_WHAT IS ASKED_:
1 – Using the Atheros acquisition Q&A, answer these:
(a) What does the acquisition accelerate, according to the answer on Wi-Fi technology?
(b) Is the acquisition described as being about headcount or cost synergies?
(c) What two grounds are given for confidence in the ability to integrate?
2 – Please list every reason the Atheros acquisition Q&A gives in reply to "Why acquire Atheros and why now?"
3 – Rewrite everything from "Q: Lower margin" down to "solving for failure?" in the Atheros acquisition Q&A, changing "product groups" to "product categories" each time it appears.

_PAGE EXTRACT_:
↓↓↓

Q: Why acquire Atheros and why now?
      •      Inflection point in the industry
      •      Business expansion opportunity
      •      Smartphone bleeding into mobile computing and other consumer electronics
      •      Growing importance of technology integration and platform solutions

Q: Lower margin business / More competitive space / Commodity products?
      •      Business expansion opportunity into new and different product groups
      •      Enables Qualcomm to compete beyond each of our existing product lines and
             across product groups with platform / systems sales
      •      Significant scale benefits over time

Q: Is Qualcomm Wi-Fi technology unsuccessful? Are you solving for failure?
       •     This accelerates Qualcomm’s entry into new product groups, doesn’t replace
             existing solutions
       •     Remain committed to announced integrated solutions

Q: What is the incremental TAM created?
      •        Acquisition is about the new opportunities we can create together not about
               adding their TAM to ours

Q: What are the synergies? Headcount reductions?
      •       Acquisition is about expansion, not headcount or cost synergies
      •       Focused on growing the business, do not expect workforce reductions to be
              central to our strategy, however, redundant positions are a possibility
      •       Scale benefits over time



                                                                                             Page 3
Q: Why confident on ability to integrate?
      •      Long history of working together, deliver products together today
      •      Excellent leadership and common cultures

Q: Is going after Broadcom a good strategy?

↑↑↑

_MATERIAL PROVIDED_:
↓↓↓

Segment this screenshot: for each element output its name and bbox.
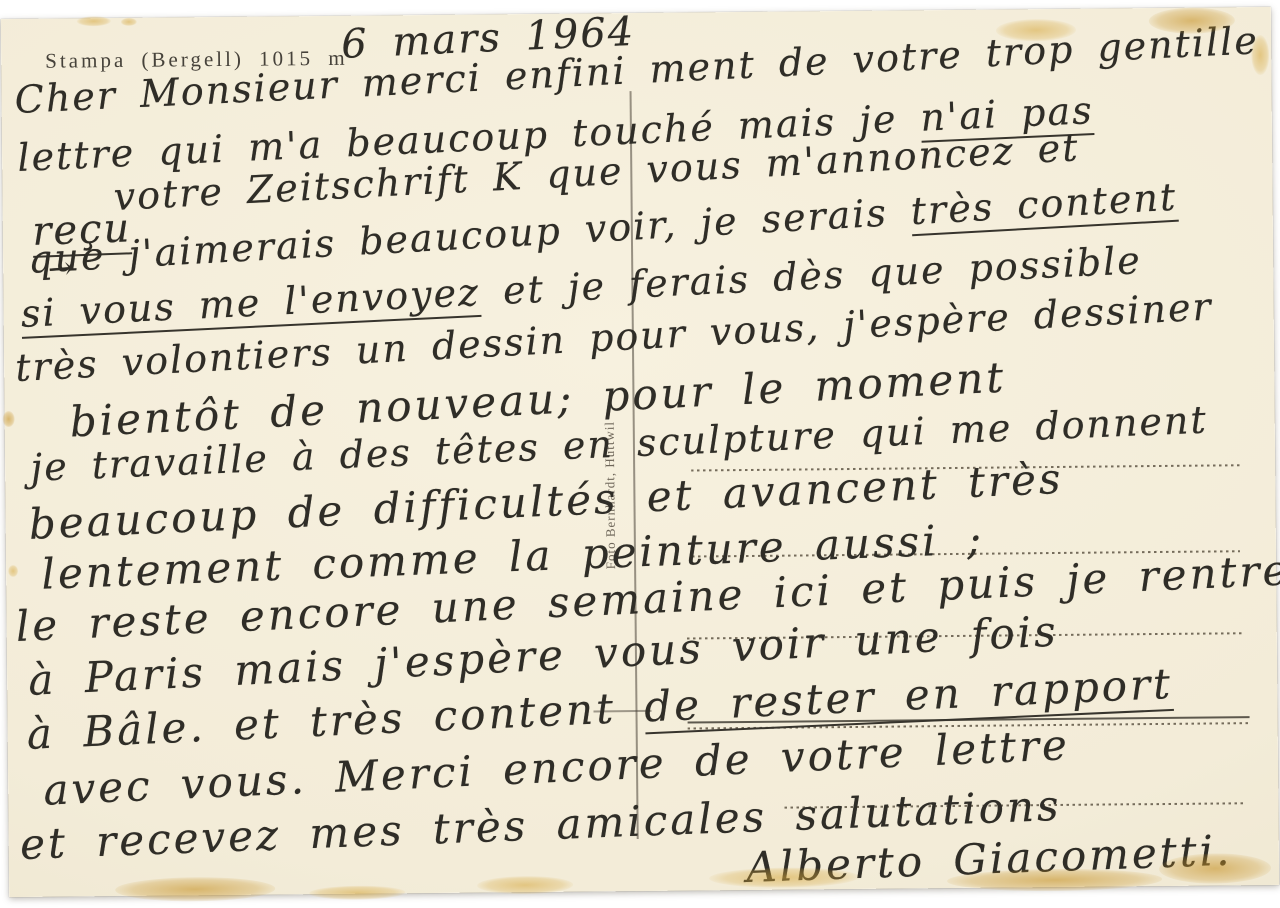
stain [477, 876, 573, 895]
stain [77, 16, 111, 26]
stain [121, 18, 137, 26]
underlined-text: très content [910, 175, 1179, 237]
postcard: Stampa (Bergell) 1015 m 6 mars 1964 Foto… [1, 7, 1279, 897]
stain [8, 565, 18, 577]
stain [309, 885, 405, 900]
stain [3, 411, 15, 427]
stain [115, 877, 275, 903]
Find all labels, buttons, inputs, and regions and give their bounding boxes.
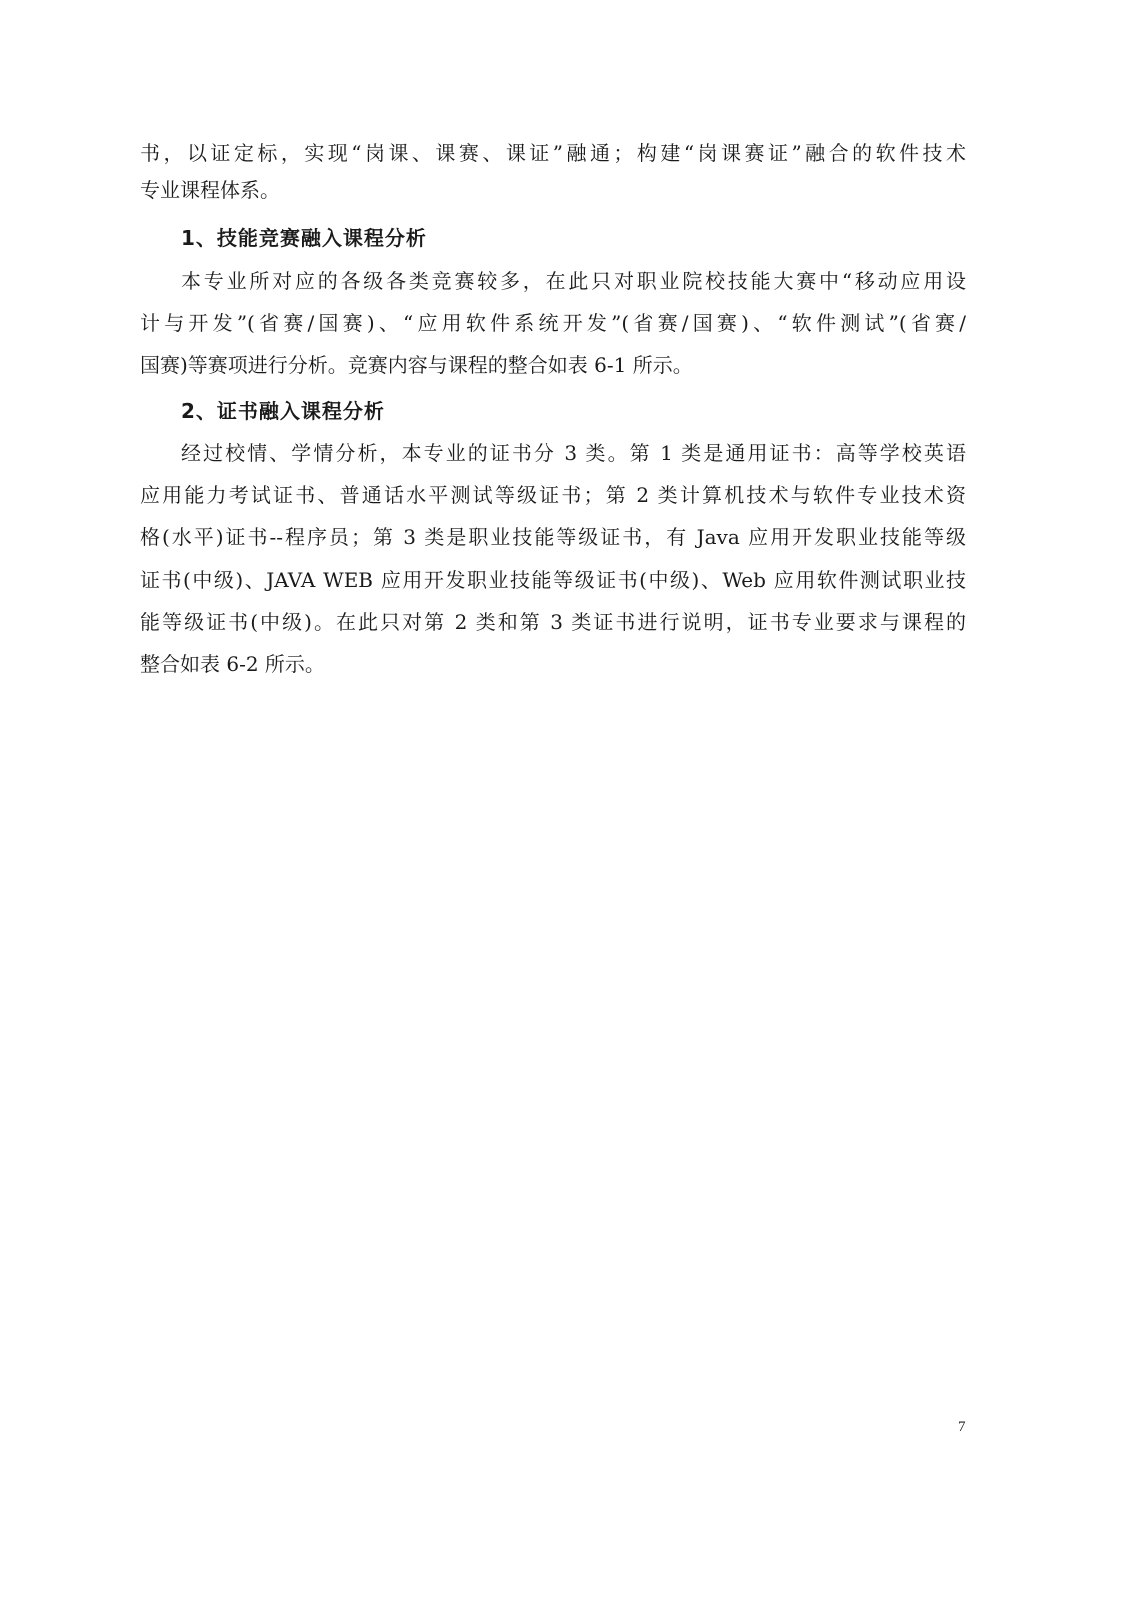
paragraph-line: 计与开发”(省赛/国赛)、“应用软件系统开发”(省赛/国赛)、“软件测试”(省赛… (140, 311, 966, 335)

↑↑↑

_EXERCISE ANSWERS_:
1 –
(a) Qualcomm's entry into new product groups.
(b) No. It is described as being about expansion, not headcount or cost synergies.
(c) A long history of working together, including delivering products together today, and excellent leadership with common cultures.

2 –
- Inflection point in the industry
- Business expansion opportunity
- Smartphone bleeding into mobile computing and other consumer electronics
- Growing importance of technology integration and platform solutions

3 –
Q: Lower margin business / More competitive space / Commodity products?
      •      Business expansion opportunity into new and different product categories
      •      Enables Qualcomm to compete beyond each of our existing product lines and
             across product categories with platform / systems sales
      •      Significant scale benefits over time

Q: Is Qualcomm Wi-Fi technology unsuccessful? Are you solving for failure?